- _What you should do_: Set down again each entry exactly as it reads, pictures excluded.

──────────────────────────────

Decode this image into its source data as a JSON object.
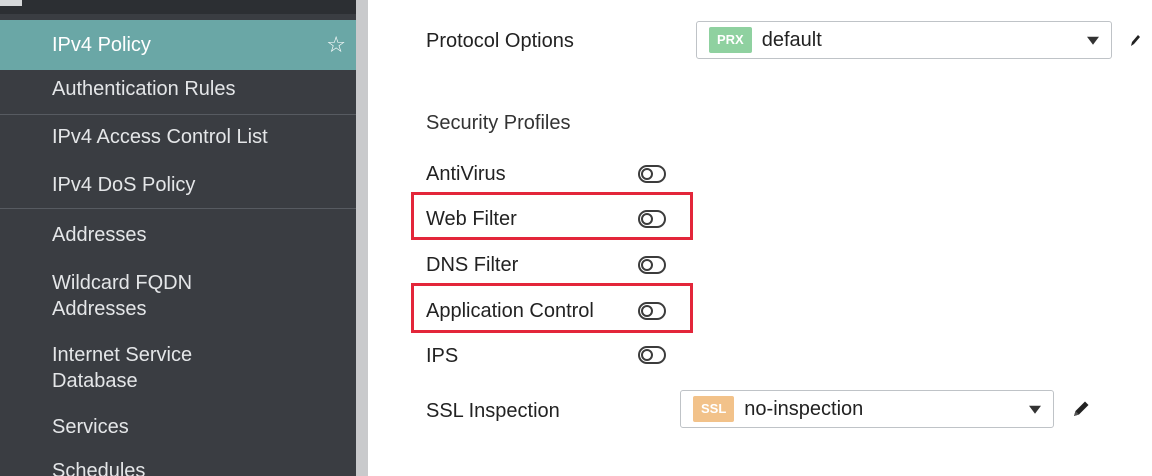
{
  "sidebar": {
    "items": [
      {
        "label": "IPv4 Policy",
        "active": true
      },
      {
        "label": "Authentication Rules"
      },
      {
        "label": "IPv4 Access Control List"
      },
      {
        "label": "IPv4 DoS Policy"
      },
      {
        "label": "Addresses"
      },
      {
        "label_line1": "Wildcard FQDN",
        "label_line2": "Addresses"
      },
      {
        "label_line1": "Internet Service",
        "label_line2": "Database"
      },
      {
        "label": "Services"
      },
      {
        "label": "Schedules"
      }
    ],
    "favorite_icon": "star-outline-icon"
  },
  "protocol_options": {
    "label": "Protocol Options",
    "tag": "PRX",
    "tag_color": "#8fd1a0",
    "value": "default"
  },
  "security_profiles": {
    "title": "Security Profiles",
    "items": [
      {
        "label": "AntiVirus",
        "enabled": false,
        "highlighted": false
      },
      {
        "label": "Web Filter",
        "enabled": false,
        "highlighted": true
      },
      {
        "label": "DNS Filter",
        "enabled": false,
        "highlighted": false
      },
      {
        "label": "Application Control",
        "enabled": false,
        "highlighted": true
      },
      {
        "label": "IPS",
        "enabled": false,
        "highlighted": false
      }
    ]
  },
  "ssl_inspection": {
    "label": "SSL Inspection",
    "tag": "SSL",
    "tag_color": "#f2c28a",
    "value": "no-inspection"
  },
  "colors": {
    "sidebar_bg": "#3a3d42",
    "active_item_bg": "#6aa7a6",
    "highlight_border": "#e3263a"
  },
  "icons": {
    "edit": "pencil-icon",
    "dropdown": "caret-down-icon",
    "toggle": "toggle-off-icon"
  }
}
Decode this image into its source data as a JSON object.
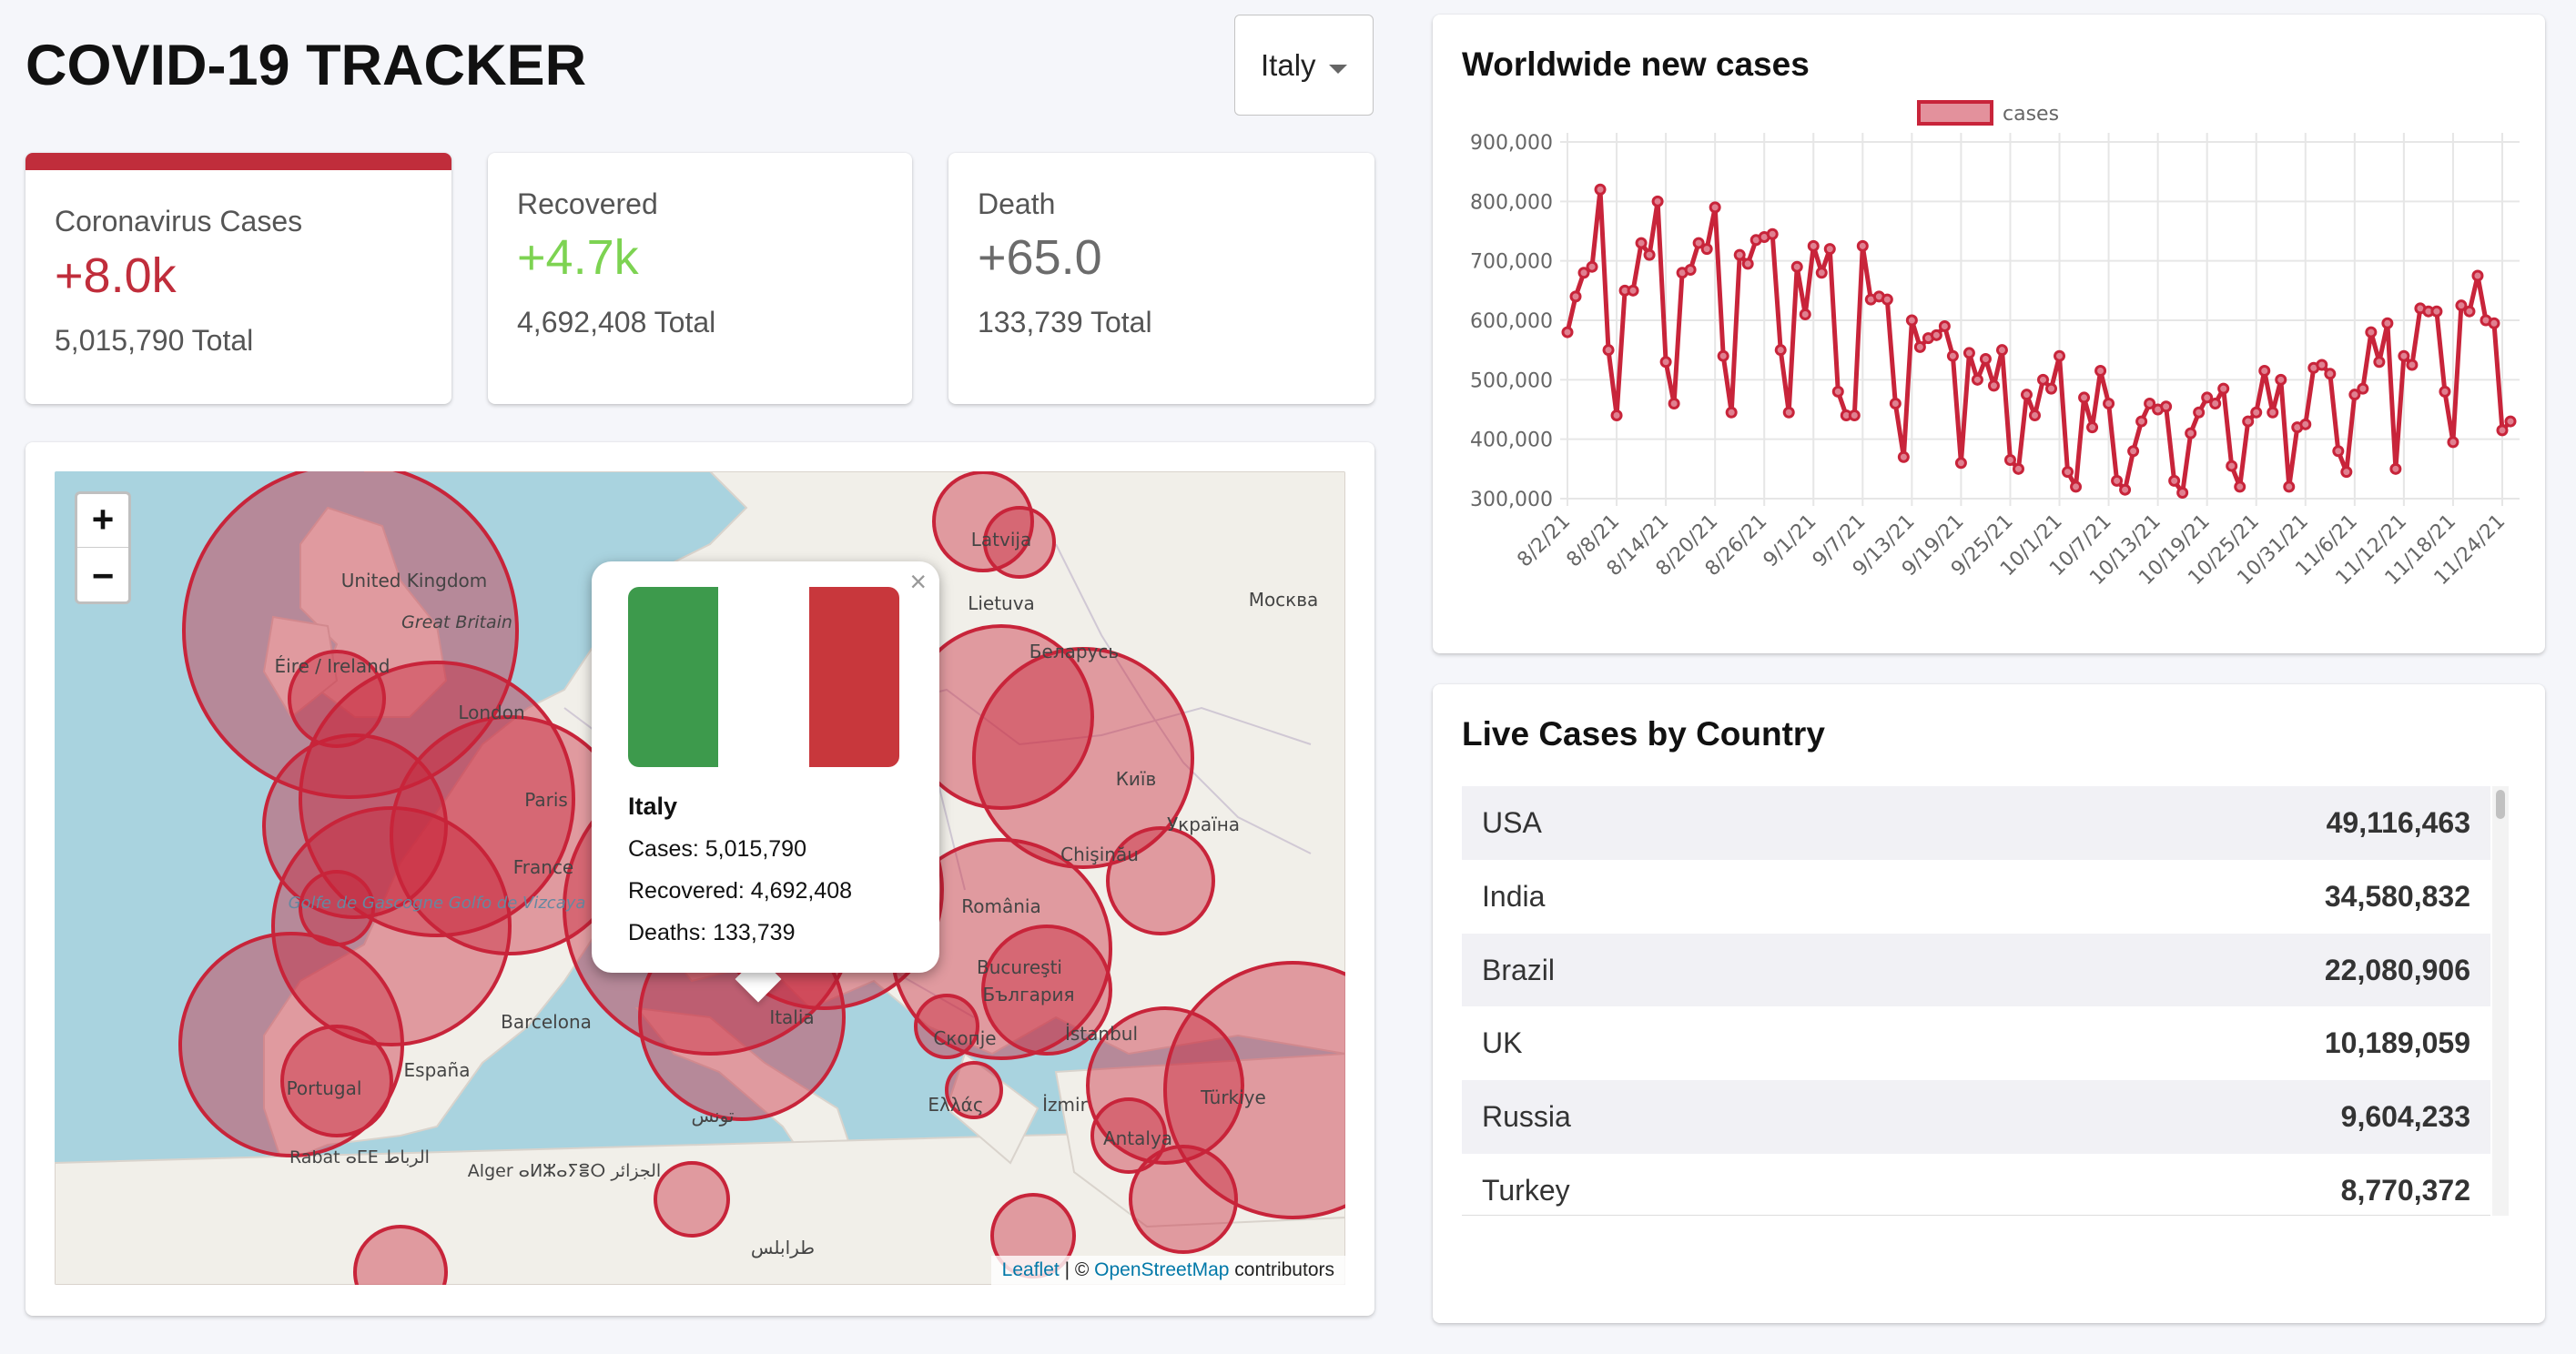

──────────────────────────────

- _Result for this exercise_:
Decode this image into its source data as a JSON object.
{
  "sidebar": {
    "items": [
      {
        "label": "IPv4 Policy",
        "active": true
      },
      {
        "label": "Authentication Rules"
      },
      {
        "label": "IPv4 Access Control List"
      },
      {
        "label": "IPv4 DoS Policy"
      },
      {
        "label": "Addresses"
      },
      {
        "label_line1": "Wildcard FQDN",
        "label_line2": "Addresses"
      },
      {
        "label_line1": "Internet Service",
        "label_line2": "Database"
      },
      {
        "label": "Services"
      },
      {
        "label": "Schedules"
      }
    ],
    "favorite_icon": "star-outline-icon"
  },
  "protocol_options": {
    "label": "Protocol Options",
    "tag": "PRX",
    "tag_color": "#8fd1a0",
    "value": "default"
  },
  "security_profiles": {
    "title": "Security Profiles",
    "items": [
      {
        "label": "AntiVirus",
        "enabled": false,
        "highlighted": false
      },
      {
        "label": "Web Filter",
        "enabled": false,
        "highlighted": true
      },
      {
        "label": "DNS Filter",
        "enabled": false,
        "highlighted": false
      },
      {
        "label": "Application Control",
        "enabled": false,
        "highlighted": true
      },
      {
        "label": "IPS",
        "enabled": false,
        "highlighted": false
      }
    ]
  },
  "ssl_inspection": {
    "label": "SSL Inspection",
    "tag": "SSL",
    "tag_color": "#f2c28a",
    "value": "no-inspection"
  },
  "colors": {
    "sidebar_bg": "#3a3d42",
    "active_item_bg": "#6aa7a6",
    "highlight_border": "#e3263a"
  },
  "icons": {
    "edit": "pencil-icon",
    "dropdown": "caret-down-icon",
    "toggle": "toggle-off-icon"
  }
}
Decode this image into its source data as a JSON object.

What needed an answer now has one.